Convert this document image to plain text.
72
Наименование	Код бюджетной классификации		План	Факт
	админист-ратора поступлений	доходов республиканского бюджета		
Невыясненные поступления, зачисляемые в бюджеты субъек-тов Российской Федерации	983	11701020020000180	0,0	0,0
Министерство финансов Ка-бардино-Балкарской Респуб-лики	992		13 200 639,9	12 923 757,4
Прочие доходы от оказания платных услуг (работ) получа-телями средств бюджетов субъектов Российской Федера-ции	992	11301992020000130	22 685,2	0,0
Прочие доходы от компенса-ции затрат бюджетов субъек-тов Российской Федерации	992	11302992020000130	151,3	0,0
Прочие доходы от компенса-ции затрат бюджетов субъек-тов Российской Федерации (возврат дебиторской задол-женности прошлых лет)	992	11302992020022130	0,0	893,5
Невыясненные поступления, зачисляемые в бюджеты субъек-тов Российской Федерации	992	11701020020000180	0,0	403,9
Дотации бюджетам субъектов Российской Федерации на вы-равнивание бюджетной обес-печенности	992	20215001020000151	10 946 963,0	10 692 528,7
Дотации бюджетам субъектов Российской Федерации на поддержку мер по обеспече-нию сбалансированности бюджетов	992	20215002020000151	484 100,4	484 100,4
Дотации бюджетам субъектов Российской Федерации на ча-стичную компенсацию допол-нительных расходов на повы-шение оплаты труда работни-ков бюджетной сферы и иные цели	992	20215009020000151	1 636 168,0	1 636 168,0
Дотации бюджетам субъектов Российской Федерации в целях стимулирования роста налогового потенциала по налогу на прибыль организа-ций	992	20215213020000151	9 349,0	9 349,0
· · · · ·
[What is needed]
All the entries above need to be reproduced exactly.

[Answer to this exercise]
Convert this document image to plain text.
72
Наименование	Код бюджетной классификации		План	Факт
	админист-ратора поступлений	доходов республиканского бюджета		
Невыясненные поступления, зачисляемые в бюджеты субъек-тов Российской Федерации	983	11701020020000180	0,0	0,0
Министерство финансов Ка-бардино-Балкарской Респуб-лики	992		13 200 639,9	12 923 757,4
Прочие доходы от оказания платных услуг (работ) получа-телями средств бюджетов субъектов Российской Федера-ции	992	11301992020000130	22 685,2	0,0
Прочие доходы от компенса-ции затрат бюджетов субъек-тов Российской Федерации	992	11302992020000130	151,3	0,0
Прочие доходы от компенса-ции затрат бюджетов субъек-тов Российской Федерации (возврат дебиторской задол-женности прошлых лет)	992	11302992020022130	0,0	893,5
Невыясненные поступления, зачисляемые в бюджеты субъек-тов Российской Федерации	992	11701020020000180	0,0	403,9
Дотации бюджетам субъектов Российской Федерации на вы-равнивание бюджетной обес-печенности	992	20215001020000151	10 946 963,0	10 692 528,7
Дотации бюджетам субъектов Российской Федерации на поддержку мер по обеспече-нию сбалансированности бюджетов	992	20215002020000151	484 100,4	484 100,4
Дотации бюджетам субъектов Российской Федерации на ча-стичную компенсацию допол-нительных расходов на повы-шение оплаты труда работни-ков бюджетной сферы и иные цели	992	20215009020000151	1 636 168,0	1 636 168,0
Дотации бюджетам субъектов Российской Федерации в целях стимулирования роста налогового потенциала по налогу на прибыль организа-ций	992	20215213020000151	9 349,0	9 349,0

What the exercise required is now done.